Dataset entries:

****************

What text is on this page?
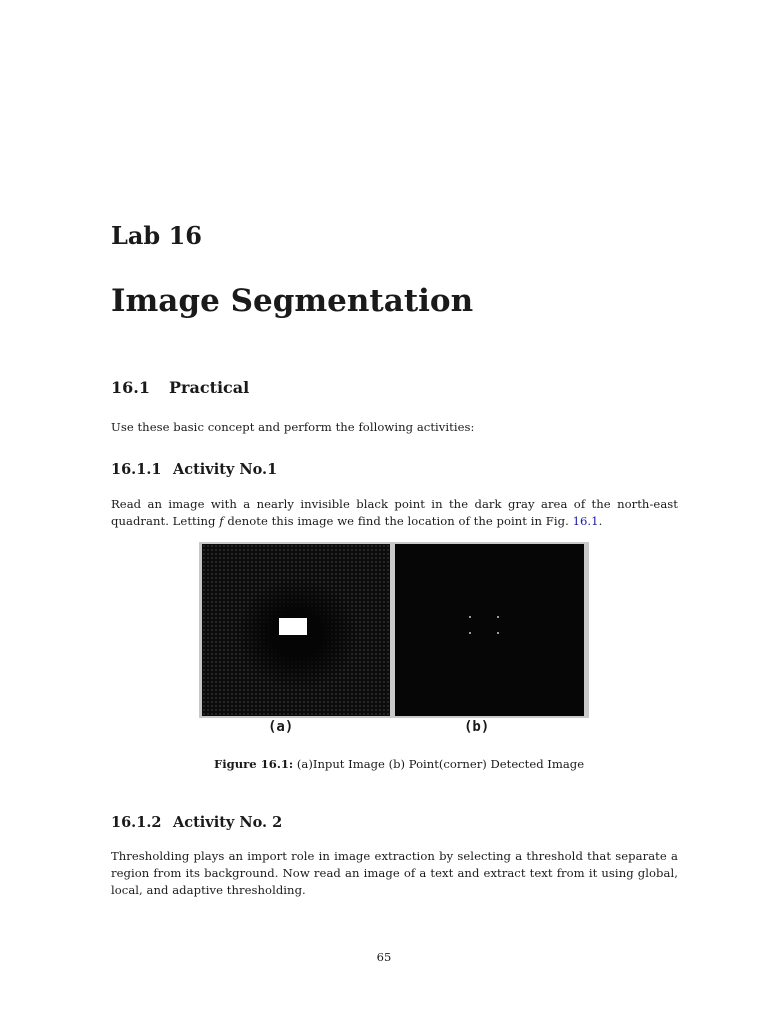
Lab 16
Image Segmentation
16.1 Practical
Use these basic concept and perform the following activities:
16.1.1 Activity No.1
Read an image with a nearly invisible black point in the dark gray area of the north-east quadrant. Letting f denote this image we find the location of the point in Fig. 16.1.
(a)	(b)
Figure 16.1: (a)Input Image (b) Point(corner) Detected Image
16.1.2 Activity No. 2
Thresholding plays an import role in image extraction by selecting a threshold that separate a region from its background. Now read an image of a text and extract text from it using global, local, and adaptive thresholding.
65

****************

# SHORT TASK:
Each record above should come back exactly the same, only without its pictures.

# IN RESPONSE:
What text is on this page?
Lab 16
Image Segmentation
16.1 Practical
Use these basic concept and perform the following activities:
16.1.1 Activity No.1
Read an image with a nearly invisible black point in the dark gray area of the north-east quadrant. Letting f denote this image we find the location of the point in Fig. 16.1.
(a)	(b)
Figure 16.1: (a)Input Image (b) Point(corner) Detected Image
16.1.2 Activity No. 2
Thresholding plays an import role in image extraction by selecting a threshold that separate a region from its background. Now read an image of a text and extract text from it using global, local, and adaptive thresholding.
65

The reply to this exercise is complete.